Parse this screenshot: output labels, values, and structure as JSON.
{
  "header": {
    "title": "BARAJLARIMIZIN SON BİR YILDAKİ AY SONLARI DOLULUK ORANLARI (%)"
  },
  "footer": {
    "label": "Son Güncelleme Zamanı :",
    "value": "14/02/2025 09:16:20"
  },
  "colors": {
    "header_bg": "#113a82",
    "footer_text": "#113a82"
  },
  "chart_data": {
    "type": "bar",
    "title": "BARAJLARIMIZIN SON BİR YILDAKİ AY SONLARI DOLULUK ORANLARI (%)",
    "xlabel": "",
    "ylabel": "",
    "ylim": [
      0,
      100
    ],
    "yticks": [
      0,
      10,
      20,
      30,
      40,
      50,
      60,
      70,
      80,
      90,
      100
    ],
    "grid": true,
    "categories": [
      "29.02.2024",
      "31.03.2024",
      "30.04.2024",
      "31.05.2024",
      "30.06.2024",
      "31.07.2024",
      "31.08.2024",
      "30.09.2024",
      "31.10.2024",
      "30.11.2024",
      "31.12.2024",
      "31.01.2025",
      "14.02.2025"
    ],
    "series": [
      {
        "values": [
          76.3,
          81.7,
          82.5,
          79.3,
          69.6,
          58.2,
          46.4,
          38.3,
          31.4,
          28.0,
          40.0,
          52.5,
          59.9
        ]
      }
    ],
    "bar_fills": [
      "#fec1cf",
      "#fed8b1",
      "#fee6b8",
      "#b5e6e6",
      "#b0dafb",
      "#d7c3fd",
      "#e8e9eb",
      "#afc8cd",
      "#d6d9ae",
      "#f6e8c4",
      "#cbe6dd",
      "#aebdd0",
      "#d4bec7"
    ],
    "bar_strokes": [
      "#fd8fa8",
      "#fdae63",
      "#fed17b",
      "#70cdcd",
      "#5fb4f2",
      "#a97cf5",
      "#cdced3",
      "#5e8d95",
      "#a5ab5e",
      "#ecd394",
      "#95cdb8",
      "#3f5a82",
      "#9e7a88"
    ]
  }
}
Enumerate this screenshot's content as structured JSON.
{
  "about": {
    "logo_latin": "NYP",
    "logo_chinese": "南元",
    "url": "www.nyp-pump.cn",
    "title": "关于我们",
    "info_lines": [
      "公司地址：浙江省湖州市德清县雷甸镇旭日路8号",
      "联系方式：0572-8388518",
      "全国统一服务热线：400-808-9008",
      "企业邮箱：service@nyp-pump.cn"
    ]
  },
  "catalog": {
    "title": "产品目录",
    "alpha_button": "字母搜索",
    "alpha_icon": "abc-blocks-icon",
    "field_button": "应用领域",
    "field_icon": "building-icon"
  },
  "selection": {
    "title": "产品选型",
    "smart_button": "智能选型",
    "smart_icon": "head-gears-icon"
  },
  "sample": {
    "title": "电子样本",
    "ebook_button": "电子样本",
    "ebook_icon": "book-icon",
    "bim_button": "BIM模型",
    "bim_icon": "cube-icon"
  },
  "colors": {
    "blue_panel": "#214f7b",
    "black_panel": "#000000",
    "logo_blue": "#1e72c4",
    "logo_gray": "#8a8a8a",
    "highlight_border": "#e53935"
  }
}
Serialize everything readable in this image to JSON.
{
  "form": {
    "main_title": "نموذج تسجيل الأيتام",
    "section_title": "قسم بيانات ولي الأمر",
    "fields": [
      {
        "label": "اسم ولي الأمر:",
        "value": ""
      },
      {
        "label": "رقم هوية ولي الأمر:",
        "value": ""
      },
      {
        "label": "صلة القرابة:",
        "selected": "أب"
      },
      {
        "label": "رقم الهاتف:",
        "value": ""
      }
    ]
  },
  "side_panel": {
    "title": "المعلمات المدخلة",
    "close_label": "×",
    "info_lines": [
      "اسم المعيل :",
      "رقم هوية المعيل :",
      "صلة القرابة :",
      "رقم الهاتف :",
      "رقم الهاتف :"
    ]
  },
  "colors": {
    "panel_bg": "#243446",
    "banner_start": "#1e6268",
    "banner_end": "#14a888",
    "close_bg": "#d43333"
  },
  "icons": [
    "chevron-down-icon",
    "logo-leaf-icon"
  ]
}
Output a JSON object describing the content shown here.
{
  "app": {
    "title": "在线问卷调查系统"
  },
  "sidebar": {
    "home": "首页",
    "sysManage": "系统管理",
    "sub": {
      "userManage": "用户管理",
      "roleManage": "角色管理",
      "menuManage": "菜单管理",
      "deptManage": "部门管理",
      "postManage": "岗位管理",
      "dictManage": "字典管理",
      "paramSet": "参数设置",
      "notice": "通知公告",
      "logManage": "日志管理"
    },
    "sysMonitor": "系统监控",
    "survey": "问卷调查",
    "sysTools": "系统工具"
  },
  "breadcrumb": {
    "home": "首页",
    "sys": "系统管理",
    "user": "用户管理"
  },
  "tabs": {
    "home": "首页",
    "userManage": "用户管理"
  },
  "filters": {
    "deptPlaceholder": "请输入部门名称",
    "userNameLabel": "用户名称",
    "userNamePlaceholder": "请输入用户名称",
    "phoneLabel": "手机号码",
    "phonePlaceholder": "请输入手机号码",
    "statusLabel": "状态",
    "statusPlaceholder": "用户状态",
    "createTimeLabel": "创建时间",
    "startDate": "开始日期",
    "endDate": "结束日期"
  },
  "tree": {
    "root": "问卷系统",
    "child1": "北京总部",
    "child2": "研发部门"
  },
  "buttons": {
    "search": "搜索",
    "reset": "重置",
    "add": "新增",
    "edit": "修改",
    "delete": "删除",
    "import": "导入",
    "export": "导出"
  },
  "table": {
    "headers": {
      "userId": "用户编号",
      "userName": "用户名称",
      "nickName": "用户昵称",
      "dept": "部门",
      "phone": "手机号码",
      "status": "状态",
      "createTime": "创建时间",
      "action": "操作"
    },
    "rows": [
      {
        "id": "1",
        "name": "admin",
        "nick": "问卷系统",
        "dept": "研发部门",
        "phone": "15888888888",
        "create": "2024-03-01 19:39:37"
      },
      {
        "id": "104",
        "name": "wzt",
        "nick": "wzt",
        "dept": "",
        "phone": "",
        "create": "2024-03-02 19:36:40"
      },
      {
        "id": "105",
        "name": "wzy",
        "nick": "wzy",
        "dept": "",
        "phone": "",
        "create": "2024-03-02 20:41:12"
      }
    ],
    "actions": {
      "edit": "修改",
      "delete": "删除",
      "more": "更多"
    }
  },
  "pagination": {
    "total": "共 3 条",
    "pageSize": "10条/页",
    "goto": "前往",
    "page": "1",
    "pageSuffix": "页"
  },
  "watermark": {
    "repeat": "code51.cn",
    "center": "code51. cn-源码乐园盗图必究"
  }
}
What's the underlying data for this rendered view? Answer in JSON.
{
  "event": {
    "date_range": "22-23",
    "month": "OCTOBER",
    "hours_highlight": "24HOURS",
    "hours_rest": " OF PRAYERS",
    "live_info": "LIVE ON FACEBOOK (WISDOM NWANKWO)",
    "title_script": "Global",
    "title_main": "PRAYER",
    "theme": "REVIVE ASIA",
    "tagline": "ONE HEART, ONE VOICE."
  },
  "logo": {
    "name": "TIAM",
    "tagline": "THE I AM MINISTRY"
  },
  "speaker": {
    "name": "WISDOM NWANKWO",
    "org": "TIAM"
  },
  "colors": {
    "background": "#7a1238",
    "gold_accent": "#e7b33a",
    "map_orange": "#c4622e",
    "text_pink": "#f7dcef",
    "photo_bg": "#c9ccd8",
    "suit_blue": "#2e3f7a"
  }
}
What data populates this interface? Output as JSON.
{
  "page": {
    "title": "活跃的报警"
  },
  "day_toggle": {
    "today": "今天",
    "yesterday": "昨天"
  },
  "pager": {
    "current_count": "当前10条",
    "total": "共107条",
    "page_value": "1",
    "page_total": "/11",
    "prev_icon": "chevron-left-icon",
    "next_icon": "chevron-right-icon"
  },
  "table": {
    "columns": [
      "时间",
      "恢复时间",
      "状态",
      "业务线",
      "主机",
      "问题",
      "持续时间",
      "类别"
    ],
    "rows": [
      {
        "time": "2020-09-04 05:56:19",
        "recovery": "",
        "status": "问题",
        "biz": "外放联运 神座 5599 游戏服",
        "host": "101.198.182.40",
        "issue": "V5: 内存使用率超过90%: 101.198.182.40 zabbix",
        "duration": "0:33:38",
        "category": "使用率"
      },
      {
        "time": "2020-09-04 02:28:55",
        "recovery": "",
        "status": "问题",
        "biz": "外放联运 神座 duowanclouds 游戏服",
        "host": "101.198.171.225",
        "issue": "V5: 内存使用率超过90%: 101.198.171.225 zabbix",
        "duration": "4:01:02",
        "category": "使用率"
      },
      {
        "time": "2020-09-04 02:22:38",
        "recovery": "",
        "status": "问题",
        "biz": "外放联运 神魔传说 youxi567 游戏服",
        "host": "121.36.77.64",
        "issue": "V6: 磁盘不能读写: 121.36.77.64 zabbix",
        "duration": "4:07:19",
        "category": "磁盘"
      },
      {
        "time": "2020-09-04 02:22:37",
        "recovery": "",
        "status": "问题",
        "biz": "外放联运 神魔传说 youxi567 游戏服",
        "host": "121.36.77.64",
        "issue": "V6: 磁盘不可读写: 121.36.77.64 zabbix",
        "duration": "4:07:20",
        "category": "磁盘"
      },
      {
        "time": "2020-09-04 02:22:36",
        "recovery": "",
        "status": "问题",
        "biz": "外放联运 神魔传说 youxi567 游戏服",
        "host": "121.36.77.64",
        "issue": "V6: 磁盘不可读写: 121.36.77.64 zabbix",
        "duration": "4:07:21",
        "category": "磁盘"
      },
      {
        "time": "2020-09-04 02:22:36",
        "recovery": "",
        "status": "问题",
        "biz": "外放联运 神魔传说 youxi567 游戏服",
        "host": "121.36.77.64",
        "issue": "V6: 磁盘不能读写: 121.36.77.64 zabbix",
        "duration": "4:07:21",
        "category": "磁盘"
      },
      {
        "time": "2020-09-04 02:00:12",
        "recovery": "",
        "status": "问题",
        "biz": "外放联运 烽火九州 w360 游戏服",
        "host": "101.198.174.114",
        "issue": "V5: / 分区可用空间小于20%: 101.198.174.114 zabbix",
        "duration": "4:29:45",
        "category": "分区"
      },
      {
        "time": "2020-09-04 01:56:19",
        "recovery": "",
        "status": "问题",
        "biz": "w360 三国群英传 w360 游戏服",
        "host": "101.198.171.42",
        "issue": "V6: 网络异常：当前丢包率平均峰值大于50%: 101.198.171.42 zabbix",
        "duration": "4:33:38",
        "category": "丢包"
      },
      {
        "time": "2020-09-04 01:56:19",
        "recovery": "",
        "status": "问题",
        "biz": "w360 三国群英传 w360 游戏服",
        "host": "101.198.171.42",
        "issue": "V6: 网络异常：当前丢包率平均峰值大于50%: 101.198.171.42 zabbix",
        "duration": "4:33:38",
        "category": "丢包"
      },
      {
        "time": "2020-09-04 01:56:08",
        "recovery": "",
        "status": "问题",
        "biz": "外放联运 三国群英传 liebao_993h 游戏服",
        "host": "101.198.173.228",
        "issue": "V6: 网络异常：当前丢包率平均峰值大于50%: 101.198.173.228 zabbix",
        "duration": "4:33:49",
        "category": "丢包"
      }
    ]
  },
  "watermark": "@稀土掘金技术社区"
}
####
## What to work on
Check each line above for the word "NWANKWO", and copy the lines where it appears.

## Complete response
    "live_info": "LIVE ON FACEBOOK (WISDOM NWANKWO)",
    "name": "WISDOM NWANKWO",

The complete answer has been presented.